WHAT TO PRODUCE: Write down each entry again, exactly as it reads.
* BEGIN *
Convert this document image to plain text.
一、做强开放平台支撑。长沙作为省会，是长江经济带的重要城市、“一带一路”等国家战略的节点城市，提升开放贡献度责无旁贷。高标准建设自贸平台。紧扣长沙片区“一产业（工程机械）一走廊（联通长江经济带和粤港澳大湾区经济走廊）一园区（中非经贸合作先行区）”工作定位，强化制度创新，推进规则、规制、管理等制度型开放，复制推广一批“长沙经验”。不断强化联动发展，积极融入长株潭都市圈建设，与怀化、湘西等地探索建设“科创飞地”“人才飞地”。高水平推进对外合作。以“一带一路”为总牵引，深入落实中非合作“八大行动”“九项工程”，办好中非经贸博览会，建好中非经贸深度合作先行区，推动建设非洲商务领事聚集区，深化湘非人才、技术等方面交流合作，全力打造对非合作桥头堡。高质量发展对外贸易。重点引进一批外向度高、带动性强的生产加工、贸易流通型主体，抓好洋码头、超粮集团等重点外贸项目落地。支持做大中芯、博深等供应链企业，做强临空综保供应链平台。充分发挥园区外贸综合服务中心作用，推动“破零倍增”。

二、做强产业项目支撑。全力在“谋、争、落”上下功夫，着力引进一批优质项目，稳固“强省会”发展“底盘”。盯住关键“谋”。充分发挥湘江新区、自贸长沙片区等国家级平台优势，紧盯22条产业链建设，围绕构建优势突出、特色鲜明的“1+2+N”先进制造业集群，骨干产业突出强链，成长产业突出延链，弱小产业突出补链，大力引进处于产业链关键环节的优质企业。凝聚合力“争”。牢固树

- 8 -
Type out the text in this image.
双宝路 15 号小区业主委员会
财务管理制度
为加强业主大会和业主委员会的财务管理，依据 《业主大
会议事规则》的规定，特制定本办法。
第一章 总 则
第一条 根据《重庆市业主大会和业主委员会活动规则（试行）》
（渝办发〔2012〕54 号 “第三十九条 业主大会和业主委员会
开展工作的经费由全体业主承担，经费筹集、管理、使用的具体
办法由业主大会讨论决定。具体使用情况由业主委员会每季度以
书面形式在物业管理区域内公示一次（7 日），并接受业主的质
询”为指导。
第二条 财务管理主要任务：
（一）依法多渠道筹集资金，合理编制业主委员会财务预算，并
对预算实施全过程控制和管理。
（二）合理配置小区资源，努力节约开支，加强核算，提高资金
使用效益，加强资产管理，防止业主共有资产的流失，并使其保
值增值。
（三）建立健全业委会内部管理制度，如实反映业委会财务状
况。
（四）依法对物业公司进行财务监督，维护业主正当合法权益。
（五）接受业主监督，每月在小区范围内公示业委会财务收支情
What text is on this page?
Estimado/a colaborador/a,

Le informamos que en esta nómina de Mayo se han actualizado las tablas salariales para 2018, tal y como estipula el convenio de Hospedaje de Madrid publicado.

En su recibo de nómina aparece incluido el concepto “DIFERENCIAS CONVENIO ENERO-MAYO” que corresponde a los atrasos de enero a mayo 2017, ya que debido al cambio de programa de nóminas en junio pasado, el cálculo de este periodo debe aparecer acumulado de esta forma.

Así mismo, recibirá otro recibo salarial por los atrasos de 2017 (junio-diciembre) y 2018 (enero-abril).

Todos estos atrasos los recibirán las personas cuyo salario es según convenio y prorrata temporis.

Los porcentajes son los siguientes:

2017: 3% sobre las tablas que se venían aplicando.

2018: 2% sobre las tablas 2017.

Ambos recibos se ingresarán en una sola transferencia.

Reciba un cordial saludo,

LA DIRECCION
* END *
FULL SOLUTION:
Convert this document image to plain text.
一、做强开放平台支撑。长沙作为省会，是长江经济带的重要城市、“一带一路”等国家战略的节点城市，提升开放贡献度责无旁贷。高标准建设自贸平台。紧扣长沙片区“一产业（工程机械）一走廊（联通长江经济带和粤港澳大湾区经济走廊）一园区（中非经贸合作先行区）”工作定位，强化制度创新，推进规则、规制、管理等制度型开放，复制推广一批“长沙经验”。不断强化联动发展，积极融入长株潭都市圈建设，与怀化、湘西等地探索建设“科创飞地”“人才飞地”。高水平推进对外合作。以“一带一路”为总牵引，深入落实中非合作“八大行动”“九项工程”，办好中非经贸博览会，建好中非经贸深度合作先行区，推动建设非洲商务领事聚集区，深化湘非人才、技术等方面交流合作，全力打造对非合作桥头堡。高质量发展对外贸易。重点引进一批外向度高、带动性强的生产加工、贸易流通型主体，抓好洋码头、超粮集团等重点外贸项目落地。支持做大中芯、博深等供应链企业，做强临空综保供应链平台。充分发挥园区外贸综合服务中心作用，推动“破零倍增”。

二、做强产业项目支撑。全力在“谋、争、落”上下功夫，着力引进一批优质项目，稳固“强省会”发展“底盘”。盯住关键“谋”。充分发挥湘江新区、自贸长沙片区等国家级平台优势，紧盯22条产业链建设，围绕构建优势突出、特色鲜明的“1+2+N”先进制造业集群，骨干产业突出强链，成长产业突出延链，弱小产业突出补链，大力引进处于产业链关键环节的优质企业。凝聚合力“争”。牢固树

- 8 -
Type out the text in this image.
双宝路 15 号小区业主委员会
财务管理制度
为加强业主大会和业主委员会的财务管理，依据 《业主大
会议事规则》的规定，特制定本办法。
第一章 总 则
第一条 根据《重庆市业主大会和业主委员会活动规则（试行）》
（渝办发〔2012〕54 号 “第三十九条 业主大会和业主委员会
开展工作的经费由全体业主承担，经费筹集、管理、使用的具体
办法由业主大会讨论决定。具体使用情况由业主委员会每季度以
书面形式在物业管理区域内公示一次（7 日），并接受业主的质
询”为指导。
第二条 财务管理主要任务：
（一）依法多渠道筹集资金，合理编制业主委员会财务预算，并
对预算实施全过程控制和管理。
（二）合理配置小区资源，努力节约开支，加强核算，提高资金
使用效益，加强资产管理，防止业主共有资产的流失，并使其保
值增值。
（三）建立健全业委会内部管理制度，如实反映业委会财务状
况。
（四）依法对物业公司进行财务监督，维护业主正当合法权益。
（五）接受业主监督，每月在小区范围内公示业委会财务收支情
What text is on this page?
Estimado/a colaborador/a,

Le informamos que en esta nómina de Mayo se han actualizado las tablas salariales para 2018, tal y como estipula el convenio de Hospedaje de Madrid publicado.

En su recibo de nómina aparece incluido el concepto “DIFERENCIAS CONVENIO ENERO-MAYO” que corresponde a los atrasos de enero a mayo 2017, ya que debido al cambio de programa de nóminas en junio pasado, el cálculo de este periodo debe aparecer acumulado de esta forma.

Así mismo, recibirá otro recibo salarial por los atrasos de 2017 (junio-diciembre) y 2018 (enero-abril).

Todos estos atrasos los recibirán las personas cuyo salario es según convenio y prorrata temporis.

Los porcentajes son los siguientes:

2017: 3% sobre las tablas que se venían aplicando.

2018: 2% sobre las tablas 2017.

Ambos recibos se ingresarán en una sola transferencia.

Reciba un cordial saludo,

LA DIRECCION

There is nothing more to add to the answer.